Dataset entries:
»»
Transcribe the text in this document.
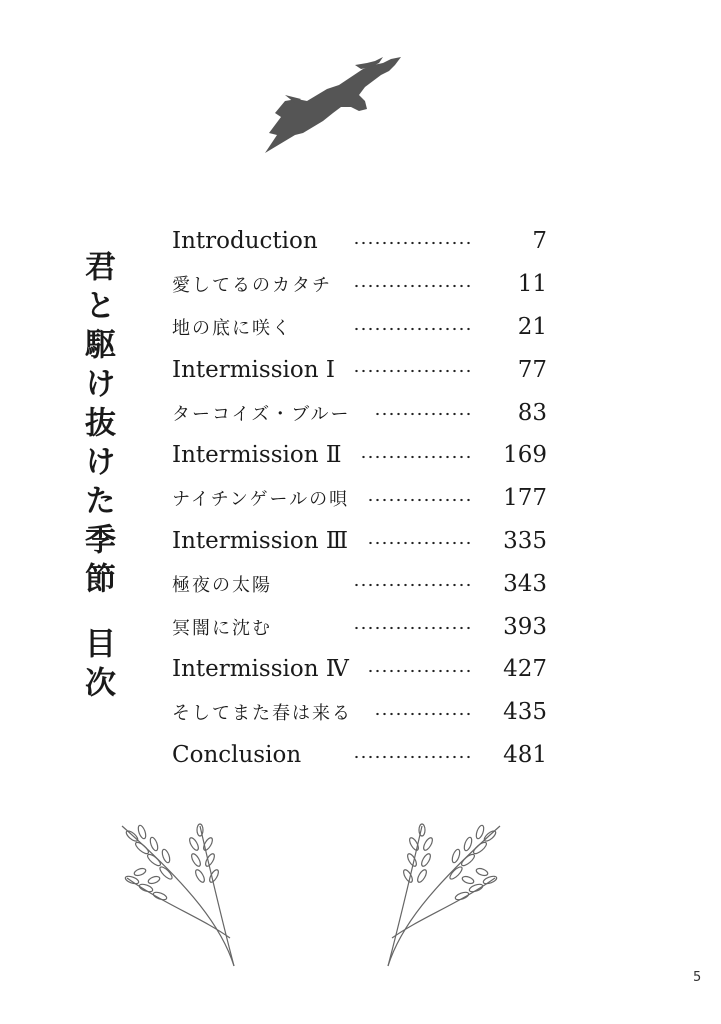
君と駆け抜けた季節目次
Introduction	7
愛してるのカタチ	11
地の底に咲く	21
Intermission Ⅰ	77
ターコイズ・ブルー	83
Intermission Ⅱ	169
ナイチンゲールの唄	177
Intermission Ⅲ	335
極夜の太陽	343
冥闇に沈む	393
Intermission Ⅳ	427
そしてまた春は来る	435
Conclusion	481
5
««
AIM - Using the records above, output their complete text exactly, minus any images.

WRITTEN REPLY -
Transcribe the text in this document.
君と駆け抜けた季節目次
Introduction	7
愛してるのカタチ	11
地の底に咲く	21
Intermission Ⅰ	77
ターコイズ・ブルー	83
Intermission Ⅱ	169
ナイチンゲールの唄	177
Intermission Ⅲ	335
極夜の太陽	343
冥闇に沈む	393
Intermission Ⅳ	427
そしてまた春は来る	435
Conclusion	481
5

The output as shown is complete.